Records from a collection of figures:
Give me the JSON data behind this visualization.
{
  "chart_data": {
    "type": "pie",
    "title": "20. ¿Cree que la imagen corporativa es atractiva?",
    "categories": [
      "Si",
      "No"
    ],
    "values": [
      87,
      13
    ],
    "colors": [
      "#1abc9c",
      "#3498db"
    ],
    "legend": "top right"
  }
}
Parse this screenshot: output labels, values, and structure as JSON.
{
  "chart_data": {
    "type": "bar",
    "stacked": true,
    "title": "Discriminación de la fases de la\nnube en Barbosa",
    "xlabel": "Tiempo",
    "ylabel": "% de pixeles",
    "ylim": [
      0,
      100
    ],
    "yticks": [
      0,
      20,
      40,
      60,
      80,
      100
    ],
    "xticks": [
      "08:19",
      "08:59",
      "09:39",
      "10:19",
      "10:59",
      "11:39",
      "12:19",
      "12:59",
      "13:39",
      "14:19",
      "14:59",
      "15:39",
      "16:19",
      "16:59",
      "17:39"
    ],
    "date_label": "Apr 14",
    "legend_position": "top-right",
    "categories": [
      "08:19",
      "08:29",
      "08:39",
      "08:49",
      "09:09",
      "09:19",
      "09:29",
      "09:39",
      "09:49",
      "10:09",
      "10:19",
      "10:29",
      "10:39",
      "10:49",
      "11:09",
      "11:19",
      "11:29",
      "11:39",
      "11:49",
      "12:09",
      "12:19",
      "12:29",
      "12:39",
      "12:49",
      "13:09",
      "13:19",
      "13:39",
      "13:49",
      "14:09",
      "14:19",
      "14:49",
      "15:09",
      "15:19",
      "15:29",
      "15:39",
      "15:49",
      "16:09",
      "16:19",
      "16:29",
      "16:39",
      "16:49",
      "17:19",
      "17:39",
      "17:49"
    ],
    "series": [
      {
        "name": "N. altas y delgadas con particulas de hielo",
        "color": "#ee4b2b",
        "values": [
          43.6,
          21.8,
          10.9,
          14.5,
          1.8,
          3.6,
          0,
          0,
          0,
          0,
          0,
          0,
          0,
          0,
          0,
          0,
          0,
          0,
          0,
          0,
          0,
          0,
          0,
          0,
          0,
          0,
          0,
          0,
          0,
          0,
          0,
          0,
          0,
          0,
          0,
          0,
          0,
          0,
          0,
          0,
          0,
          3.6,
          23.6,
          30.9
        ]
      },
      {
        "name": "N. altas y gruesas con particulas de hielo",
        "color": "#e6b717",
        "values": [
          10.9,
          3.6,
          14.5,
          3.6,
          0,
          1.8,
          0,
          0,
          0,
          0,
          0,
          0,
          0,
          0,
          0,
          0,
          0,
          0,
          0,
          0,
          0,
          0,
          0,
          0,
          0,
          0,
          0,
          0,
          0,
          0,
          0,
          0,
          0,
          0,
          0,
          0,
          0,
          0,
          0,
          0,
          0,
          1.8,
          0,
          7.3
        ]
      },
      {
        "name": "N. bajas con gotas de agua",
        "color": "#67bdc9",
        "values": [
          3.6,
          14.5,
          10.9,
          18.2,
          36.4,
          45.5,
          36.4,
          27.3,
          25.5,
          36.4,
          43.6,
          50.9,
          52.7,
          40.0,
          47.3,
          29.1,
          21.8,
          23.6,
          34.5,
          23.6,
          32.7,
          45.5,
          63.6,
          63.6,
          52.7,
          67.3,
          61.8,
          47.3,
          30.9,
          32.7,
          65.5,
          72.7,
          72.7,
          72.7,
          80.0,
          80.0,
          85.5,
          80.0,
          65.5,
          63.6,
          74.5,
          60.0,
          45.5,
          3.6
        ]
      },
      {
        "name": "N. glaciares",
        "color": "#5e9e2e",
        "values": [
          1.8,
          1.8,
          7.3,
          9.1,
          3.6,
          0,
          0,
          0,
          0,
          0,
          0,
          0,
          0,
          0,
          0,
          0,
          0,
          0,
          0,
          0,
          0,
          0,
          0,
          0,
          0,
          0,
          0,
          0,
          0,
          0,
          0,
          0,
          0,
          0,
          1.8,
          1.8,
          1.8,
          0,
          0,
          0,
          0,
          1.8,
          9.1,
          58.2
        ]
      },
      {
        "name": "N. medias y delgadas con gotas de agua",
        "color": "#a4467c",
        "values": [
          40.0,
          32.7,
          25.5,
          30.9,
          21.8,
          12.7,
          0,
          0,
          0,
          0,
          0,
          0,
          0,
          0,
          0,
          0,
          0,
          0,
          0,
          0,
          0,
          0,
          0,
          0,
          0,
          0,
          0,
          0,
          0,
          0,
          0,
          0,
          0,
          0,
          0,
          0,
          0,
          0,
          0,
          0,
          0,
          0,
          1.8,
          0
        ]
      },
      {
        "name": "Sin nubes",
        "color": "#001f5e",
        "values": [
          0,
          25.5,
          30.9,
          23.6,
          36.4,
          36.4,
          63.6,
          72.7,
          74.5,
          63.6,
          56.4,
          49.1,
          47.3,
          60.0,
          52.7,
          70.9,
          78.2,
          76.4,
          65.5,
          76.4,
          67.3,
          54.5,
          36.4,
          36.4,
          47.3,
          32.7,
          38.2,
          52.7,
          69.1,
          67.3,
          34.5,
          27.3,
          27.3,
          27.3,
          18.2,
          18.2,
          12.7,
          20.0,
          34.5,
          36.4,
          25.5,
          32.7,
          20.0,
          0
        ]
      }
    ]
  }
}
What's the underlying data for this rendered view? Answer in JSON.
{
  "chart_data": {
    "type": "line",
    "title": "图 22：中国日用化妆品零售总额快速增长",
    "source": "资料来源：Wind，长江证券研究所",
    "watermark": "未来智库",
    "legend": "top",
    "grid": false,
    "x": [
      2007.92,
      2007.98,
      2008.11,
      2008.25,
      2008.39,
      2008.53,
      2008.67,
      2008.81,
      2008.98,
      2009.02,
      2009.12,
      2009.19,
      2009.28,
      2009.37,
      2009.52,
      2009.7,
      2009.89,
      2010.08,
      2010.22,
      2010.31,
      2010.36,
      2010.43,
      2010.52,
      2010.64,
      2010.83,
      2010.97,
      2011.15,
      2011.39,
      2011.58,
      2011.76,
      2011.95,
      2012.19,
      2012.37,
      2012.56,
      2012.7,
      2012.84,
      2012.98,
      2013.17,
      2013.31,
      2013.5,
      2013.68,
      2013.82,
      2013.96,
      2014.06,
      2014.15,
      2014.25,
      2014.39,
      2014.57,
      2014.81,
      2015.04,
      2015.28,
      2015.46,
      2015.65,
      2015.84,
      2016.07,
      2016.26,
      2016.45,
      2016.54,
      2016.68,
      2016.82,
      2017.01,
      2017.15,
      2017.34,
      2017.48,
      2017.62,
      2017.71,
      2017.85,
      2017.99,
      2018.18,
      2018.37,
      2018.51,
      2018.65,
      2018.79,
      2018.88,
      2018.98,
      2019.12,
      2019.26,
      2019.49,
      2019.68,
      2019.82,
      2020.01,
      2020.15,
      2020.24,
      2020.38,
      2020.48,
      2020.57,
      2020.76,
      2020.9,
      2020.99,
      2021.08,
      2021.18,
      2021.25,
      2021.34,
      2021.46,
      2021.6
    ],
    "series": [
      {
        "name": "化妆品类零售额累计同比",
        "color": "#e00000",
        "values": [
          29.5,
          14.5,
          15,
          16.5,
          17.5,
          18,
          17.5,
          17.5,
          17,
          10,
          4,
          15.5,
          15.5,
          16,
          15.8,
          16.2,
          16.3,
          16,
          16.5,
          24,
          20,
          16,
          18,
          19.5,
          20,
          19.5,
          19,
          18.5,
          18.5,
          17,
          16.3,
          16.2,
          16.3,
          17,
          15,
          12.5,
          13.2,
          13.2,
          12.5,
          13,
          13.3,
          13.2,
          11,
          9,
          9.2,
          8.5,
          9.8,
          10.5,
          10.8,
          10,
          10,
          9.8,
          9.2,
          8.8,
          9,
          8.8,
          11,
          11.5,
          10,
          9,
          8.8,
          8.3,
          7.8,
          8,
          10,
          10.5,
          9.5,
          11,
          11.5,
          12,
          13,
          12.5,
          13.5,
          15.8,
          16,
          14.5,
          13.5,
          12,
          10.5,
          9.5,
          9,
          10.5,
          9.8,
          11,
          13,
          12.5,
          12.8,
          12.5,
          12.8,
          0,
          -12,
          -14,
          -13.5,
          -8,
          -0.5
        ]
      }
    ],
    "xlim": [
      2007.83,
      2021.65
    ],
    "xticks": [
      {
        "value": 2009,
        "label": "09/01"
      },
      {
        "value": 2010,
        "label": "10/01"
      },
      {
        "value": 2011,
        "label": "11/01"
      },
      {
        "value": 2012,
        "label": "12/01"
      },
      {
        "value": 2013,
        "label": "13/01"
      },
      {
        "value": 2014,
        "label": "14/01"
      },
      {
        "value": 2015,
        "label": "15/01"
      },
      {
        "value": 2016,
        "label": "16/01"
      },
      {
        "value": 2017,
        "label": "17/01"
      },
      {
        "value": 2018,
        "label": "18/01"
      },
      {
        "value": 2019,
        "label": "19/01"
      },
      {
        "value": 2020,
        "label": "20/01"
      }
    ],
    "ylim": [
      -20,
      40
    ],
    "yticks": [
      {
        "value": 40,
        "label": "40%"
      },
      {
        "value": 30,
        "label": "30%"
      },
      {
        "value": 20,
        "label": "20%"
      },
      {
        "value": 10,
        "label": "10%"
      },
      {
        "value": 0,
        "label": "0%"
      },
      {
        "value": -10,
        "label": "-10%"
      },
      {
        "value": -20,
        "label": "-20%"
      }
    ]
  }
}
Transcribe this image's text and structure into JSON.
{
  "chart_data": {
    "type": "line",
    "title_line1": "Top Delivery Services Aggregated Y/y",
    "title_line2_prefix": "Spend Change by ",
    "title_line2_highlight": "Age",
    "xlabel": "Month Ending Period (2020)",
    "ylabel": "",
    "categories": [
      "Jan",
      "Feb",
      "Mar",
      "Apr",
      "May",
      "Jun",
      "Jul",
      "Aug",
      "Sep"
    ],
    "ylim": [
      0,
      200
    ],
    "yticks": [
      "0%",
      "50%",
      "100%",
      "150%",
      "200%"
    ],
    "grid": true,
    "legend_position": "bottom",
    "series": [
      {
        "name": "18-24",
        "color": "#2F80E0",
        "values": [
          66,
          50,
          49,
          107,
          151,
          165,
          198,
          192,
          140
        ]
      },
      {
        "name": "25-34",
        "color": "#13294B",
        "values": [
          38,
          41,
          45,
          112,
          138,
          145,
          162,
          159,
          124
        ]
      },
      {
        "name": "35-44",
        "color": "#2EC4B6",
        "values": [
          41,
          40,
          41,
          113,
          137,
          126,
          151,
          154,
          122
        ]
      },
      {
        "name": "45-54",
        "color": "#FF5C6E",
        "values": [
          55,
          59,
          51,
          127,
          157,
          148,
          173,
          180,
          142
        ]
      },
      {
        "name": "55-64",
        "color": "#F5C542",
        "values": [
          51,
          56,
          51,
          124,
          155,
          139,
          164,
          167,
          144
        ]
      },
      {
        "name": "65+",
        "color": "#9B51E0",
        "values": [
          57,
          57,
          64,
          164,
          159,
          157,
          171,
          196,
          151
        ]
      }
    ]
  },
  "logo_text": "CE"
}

| EXERCISE DIRECTIONS |
Pick out every line with the string "structure" and copy it.

| SOLUTION FOR THIS TASK |
Parse this screenshot: output labels, values, and structure as JSON.
Transcribe this image's text and structure into JSON.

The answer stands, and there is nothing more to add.